[Start]
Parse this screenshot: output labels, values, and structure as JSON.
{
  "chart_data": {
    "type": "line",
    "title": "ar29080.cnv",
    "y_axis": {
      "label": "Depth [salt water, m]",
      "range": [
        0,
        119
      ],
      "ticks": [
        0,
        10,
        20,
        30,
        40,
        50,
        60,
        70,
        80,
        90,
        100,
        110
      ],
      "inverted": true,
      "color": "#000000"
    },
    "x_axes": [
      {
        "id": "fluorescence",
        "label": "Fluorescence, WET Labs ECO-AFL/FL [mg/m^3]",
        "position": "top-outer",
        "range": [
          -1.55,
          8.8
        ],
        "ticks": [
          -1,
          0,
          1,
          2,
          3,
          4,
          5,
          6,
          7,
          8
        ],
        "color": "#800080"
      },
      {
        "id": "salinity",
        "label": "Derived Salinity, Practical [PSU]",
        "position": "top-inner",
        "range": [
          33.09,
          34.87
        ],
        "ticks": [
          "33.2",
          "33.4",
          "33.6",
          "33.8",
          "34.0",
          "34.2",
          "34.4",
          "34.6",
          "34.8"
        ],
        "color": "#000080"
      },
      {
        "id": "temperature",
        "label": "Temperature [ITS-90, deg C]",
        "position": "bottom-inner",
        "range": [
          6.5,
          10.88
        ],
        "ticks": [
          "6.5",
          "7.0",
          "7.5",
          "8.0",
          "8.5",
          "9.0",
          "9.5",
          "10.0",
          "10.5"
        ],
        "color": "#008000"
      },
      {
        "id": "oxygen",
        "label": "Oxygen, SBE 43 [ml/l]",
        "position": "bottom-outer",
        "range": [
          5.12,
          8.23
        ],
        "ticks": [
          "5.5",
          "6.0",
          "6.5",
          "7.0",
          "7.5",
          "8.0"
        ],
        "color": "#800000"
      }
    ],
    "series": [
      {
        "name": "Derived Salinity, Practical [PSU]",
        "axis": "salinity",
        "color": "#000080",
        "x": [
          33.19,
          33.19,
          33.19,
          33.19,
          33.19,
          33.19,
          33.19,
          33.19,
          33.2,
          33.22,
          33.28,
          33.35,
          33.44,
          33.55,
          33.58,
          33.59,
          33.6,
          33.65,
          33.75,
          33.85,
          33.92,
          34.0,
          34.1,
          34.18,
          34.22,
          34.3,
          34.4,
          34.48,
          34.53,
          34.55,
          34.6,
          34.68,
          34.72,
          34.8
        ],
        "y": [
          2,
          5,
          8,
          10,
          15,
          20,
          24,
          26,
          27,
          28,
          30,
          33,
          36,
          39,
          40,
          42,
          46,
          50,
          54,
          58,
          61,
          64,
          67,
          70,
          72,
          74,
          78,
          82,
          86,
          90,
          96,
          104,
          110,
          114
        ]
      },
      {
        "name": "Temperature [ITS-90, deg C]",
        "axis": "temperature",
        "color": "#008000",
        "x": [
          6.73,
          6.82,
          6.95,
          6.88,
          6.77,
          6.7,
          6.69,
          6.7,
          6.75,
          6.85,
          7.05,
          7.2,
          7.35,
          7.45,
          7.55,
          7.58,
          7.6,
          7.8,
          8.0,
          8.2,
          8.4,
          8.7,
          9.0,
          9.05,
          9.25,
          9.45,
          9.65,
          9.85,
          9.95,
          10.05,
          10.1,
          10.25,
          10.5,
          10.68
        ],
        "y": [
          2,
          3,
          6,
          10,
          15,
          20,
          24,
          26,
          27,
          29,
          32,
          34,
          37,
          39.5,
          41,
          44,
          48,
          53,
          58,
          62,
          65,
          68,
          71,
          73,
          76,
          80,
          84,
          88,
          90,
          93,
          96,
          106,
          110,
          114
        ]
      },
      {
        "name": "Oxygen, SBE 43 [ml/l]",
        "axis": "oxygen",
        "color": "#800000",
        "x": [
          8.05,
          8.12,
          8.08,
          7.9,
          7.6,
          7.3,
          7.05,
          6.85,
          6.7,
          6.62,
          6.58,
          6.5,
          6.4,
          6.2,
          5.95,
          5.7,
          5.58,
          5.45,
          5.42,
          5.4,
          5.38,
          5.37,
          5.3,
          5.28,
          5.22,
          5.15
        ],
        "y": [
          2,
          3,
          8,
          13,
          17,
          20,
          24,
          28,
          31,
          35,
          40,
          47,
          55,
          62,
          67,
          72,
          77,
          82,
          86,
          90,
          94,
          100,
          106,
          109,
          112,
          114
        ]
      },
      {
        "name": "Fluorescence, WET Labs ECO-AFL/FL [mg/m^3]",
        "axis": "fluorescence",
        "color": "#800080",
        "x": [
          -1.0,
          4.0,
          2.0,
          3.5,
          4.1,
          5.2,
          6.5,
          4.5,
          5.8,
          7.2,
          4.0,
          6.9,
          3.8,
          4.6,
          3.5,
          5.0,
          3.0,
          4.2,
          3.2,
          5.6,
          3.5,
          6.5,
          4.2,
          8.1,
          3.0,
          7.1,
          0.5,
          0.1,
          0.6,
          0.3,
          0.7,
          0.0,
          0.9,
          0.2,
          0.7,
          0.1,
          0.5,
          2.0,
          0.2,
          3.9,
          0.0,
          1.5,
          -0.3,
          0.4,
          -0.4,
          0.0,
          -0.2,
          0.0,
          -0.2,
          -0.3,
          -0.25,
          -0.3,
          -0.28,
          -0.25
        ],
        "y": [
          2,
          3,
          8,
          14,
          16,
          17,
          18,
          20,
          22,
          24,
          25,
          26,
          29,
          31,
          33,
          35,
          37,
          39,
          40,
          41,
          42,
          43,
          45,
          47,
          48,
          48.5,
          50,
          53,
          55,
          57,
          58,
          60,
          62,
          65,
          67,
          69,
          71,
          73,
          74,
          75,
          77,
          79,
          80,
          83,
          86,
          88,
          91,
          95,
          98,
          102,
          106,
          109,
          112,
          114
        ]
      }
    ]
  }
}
[End]
Instructions to follow:
Which lines contain the word "position"? Return each of them.

Result of the task:
        "position": "top-outer",
        "position": "top-inner",
        "position": "bottom-inner",
        "position": "bottom-outer",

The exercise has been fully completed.